(Dataset entries)

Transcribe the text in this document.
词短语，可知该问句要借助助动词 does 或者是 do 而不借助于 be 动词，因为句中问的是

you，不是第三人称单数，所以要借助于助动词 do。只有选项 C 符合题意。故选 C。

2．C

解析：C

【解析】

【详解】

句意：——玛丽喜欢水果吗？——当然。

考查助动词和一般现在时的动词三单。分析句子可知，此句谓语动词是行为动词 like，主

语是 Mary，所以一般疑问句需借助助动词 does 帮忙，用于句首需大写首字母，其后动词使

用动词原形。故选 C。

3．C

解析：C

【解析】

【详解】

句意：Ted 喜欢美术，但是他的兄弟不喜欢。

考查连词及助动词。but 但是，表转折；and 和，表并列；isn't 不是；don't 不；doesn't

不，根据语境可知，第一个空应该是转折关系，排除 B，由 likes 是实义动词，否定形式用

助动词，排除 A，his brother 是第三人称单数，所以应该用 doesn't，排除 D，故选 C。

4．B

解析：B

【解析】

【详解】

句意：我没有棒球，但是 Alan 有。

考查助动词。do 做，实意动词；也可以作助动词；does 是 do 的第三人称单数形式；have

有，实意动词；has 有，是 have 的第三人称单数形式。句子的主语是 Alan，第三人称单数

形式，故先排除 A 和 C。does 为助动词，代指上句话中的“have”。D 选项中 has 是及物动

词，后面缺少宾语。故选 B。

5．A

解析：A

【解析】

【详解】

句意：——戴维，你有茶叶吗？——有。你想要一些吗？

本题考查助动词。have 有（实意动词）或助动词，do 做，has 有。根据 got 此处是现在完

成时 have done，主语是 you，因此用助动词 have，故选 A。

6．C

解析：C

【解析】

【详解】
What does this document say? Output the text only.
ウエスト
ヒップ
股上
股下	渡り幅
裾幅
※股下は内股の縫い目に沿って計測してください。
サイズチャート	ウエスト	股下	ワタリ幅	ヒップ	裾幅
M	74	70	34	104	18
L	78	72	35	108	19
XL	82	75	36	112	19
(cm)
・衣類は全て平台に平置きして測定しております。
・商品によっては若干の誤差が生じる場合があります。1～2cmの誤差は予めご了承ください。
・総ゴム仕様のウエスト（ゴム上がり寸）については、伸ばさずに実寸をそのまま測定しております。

## What is needed:
Gather all lines of the records that include the word "have".

## Result of the task:
考查助动词。do 做，实意动词；也可以作助动词；does 是 do 的第三人称单数形式；have
有，实意动词；has 有，是 have 的第三人称单数形式。句子的主语是 Alan，第三人称单数
形式，故先排除 A 和 C。does 为助动词，代指上句话中的“have”。D 选项中 has 是及物动
本题考查助动词。have 有（实意动词）或助动词，do 做，has 有。根据 got 此处是现在完
成时 have done，主语是 you，因此用助动词 have，故选 A。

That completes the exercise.